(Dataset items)
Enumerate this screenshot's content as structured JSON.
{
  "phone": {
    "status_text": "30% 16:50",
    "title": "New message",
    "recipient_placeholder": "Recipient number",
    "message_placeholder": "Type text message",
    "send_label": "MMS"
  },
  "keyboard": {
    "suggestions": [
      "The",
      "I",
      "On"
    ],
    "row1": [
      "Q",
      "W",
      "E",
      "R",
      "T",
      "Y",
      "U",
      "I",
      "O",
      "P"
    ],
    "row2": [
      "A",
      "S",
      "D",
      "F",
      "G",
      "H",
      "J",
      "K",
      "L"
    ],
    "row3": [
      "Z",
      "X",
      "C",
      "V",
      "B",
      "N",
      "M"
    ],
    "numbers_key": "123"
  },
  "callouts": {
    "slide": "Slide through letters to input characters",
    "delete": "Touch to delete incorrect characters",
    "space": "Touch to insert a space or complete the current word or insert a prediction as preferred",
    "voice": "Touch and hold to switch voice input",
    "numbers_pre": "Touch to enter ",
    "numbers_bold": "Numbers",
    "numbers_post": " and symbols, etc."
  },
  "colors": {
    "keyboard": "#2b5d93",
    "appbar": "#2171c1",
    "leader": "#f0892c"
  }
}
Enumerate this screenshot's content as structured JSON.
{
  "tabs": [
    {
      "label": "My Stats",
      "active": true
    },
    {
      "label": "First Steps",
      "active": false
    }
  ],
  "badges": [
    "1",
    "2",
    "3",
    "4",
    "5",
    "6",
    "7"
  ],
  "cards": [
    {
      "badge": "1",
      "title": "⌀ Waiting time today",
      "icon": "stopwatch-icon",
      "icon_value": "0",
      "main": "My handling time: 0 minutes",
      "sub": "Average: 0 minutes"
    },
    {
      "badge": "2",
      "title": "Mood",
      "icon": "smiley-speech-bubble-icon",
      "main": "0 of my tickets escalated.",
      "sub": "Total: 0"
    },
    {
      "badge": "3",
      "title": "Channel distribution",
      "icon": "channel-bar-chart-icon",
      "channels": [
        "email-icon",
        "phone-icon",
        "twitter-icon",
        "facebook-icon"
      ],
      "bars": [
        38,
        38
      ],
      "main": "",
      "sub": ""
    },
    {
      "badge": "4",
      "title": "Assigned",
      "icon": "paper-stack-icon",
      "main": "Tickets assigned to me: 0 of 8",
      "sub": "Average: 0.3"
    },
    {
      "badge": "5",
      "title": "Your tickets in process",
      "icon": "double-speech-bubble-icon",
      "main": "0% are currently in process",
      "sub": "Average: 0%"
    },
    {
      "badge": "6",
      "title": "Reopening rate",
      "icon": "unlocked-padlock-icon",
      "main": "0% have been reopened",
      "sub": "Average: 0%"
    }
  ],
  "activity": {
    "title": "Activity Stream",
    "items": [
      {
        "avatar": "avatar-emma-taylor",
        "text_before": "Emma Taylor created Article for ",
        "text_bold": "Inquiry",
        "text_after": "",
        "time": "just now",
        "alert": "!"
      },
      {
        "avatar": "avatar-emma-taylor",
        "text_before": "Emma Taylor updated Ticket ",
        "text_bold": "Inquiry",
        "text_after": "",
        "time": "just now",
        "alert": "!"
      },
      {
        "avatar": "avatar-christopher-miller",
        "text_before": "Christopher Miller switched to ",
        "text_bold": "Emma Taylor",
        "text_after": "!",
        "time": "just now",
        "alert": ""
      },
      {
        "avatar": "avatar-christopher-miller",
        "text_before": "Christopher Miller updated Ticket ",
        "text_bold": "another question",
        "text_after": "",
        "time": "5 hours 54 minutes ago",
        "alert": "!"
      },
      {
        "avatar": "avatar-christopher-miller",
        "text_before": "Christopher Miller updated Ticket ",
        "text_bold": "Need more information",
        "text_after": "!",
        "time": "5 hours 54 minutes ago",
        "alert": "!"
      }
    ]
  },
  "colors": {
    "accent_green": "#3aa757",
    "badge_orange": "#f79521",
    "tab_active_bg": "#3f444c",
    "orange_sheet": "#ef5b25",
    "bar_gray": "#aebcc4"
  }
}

...

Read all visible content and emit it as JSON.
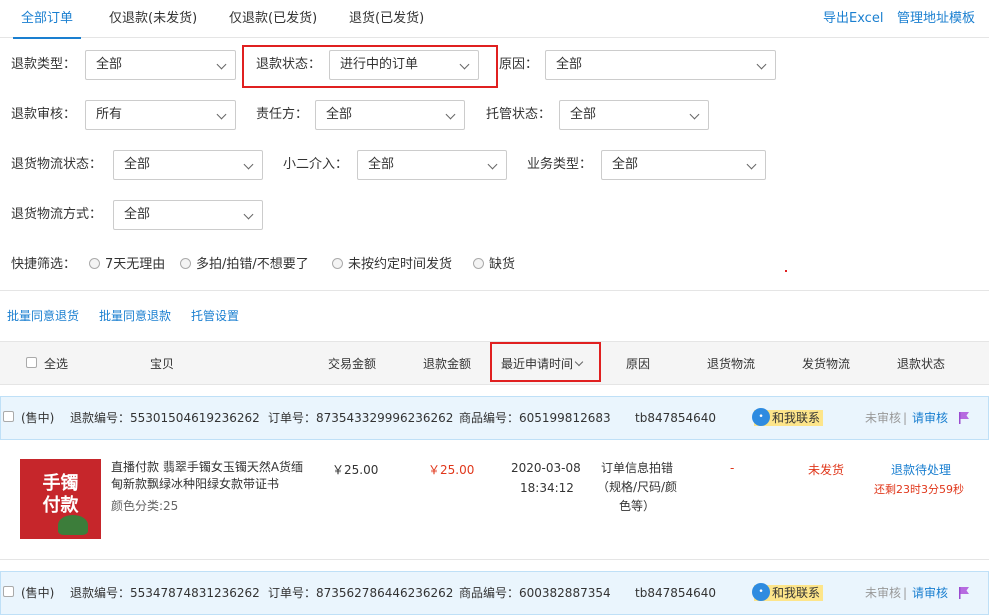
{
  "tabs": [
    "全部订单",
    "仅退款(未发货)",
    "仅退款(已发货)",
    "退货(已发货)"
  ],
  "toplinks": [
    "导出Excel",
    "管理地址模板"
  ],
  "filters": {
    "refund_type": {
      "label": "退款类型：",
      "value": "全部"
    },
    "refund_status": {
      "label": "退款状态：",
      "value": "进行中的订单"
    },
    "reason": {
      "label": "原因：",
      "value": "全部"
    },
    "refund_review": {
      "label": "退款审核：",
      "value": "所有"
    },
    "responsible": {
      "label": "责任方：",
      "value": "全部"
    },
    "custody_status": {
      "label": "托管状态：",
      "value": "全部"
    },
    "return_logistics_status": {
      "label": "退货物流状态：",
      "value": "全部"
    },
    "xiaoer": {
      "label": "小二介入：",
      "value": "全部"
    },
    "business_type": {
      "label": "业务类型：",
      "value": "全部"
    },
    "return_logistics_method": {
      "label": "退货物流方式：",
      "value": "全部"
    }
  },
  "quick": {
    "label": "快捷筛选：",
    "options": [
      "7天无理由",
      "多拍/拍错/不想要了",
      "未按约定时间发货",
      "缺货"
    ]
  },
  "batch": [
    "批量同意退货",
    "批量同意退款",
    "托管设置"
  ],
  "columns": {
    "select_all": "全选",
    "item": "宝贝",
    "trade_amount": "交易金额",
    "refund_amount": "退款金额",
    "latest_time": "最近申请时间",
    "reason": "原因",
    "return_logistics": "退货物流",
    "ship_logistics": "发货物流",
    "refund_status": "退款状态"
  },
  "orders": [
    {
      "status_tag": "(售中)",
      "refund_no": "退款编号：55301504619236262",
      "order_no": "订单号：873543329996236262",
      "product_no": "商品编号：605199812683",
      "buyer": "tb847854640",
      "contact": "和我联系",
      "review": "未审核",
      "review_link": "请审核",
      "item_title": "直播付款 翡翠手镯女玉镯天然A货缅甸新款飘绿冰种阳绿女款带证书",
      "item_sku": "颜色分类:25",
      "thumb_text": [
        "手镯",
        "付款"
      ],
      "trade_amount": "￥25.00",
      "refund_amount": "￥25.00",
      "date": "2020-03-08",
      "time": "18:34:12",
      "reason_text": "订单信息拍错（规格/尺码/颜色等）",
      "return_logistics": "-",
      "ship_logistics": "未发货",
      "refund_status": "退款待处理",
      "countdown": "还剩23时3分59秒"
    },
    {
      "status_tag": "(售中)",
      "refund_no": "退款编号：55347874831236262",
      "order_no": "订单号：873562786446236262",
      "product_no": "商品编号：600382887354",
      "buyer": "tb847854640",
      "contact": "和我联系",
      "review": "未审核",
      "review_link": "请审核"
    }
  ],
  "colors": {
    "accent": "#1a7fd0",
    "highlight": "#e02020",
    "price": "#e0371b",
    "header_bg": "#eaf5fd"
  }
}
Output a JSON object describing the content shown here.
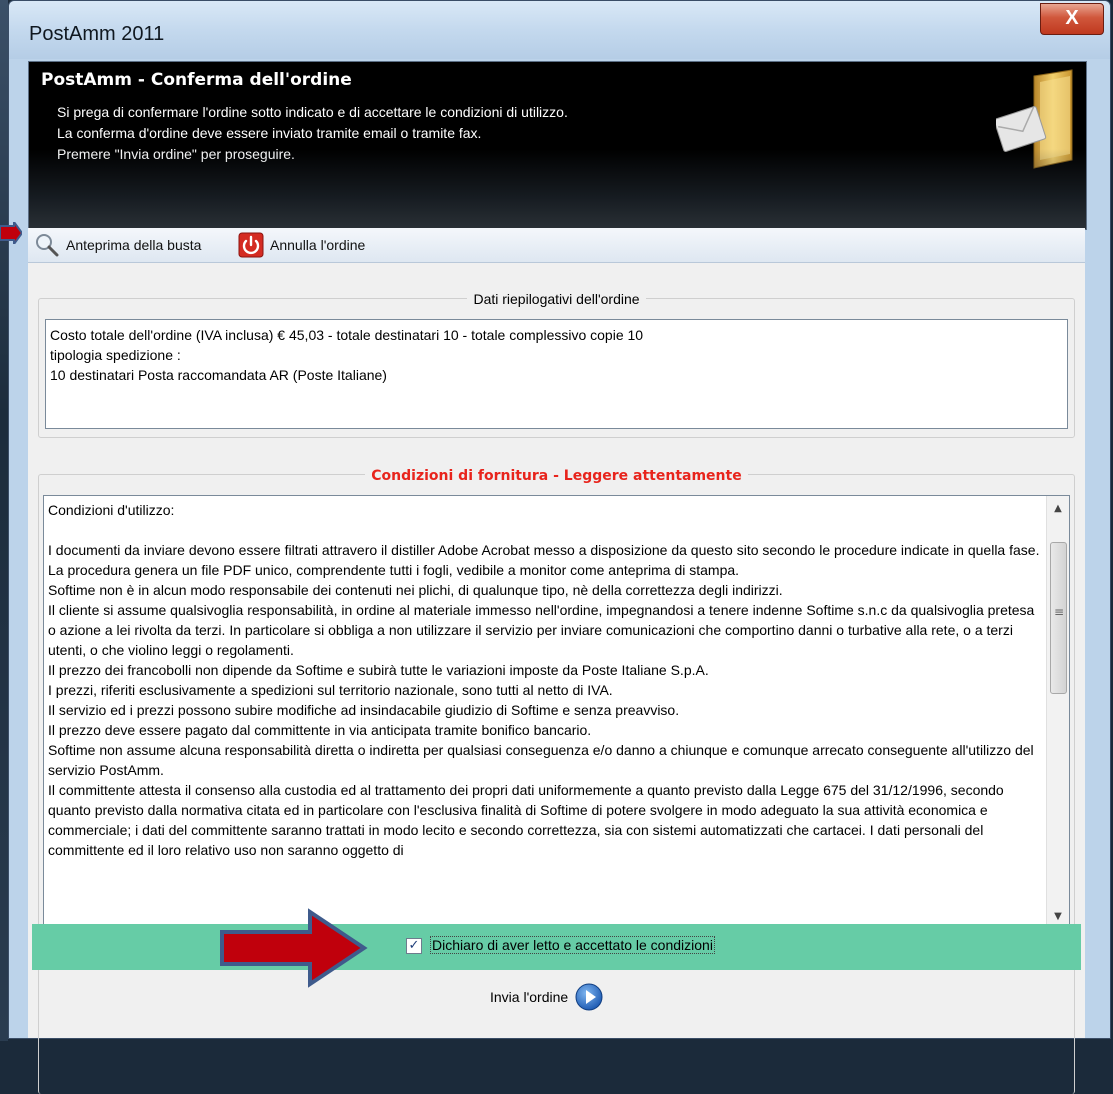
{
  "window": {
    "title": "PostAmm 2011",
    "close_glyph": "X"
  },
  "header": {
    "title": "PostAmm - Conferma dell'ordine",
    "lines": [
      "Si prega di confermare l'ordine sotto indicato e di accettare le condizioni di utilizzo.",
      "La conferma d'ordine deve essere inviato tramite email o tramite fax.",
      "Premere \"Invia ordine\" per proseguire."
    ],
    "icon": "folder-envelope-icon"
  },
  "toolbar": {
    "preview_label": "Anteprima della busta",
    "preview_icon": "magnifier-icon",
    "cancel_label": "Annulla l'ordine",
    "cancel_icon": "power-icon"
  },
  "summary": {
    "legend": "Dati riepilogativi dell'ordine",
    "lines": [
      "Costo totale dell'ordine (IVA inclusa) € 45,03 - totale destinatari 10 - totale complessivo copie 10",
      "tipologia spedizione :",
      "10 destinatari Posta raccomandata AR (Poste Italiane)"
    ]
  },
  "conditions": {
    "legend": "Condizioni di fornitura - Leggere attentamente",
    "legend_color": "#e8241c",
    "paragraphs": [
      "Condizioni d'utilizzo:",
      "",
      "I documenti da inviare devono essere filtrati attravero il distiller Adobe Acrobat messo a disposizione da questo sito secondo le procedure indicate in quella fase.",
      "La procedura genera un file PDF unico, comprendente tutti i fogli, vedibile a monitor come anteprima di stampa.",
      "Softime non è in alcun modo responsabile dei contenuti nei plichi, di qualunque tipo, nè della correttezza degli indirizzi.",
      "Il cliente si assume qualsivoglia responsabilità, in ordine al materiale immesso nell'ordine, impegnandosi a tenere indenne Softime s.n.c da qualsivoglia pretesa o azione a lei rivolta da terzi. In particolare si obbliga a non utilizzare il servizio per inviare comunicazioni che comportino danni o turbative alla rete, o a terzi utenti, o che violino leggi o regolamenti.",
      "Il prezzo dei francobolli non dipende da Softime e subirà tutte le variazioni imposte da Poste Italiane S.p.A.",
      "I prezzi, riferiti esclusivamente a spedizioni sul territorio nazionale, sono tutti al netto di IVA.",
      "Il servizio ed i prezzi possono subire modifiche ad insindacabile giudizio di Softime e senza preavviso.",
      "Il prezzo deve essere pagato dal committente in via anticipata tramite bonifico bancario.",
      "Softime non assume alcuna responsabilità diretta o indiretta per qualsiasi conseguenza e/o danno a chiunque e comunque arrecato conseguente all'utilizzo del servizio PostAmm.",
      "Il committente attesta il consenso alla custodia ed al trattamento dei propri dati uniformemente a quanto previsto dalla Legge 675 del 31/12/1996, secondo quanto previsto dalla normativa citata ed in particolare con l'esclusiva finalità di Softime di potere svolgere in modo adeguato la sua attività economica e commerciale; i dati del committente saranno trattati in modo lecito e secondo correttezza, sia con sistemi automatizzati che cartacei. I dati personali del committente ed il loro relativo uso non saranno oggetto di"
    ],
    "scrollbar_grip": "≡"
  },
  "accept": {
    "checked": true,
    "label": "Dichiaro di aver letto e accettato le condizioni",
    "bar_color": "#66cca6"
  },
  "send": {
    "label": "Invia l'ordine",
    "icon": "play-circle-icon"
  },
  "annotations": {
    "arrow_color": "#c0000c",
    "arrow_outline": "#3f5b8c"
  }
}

▶ _Task objective_:
Find every line of the data that holds the string "ordine", then say how many there are and nothing else.

▶ _Written response_:
9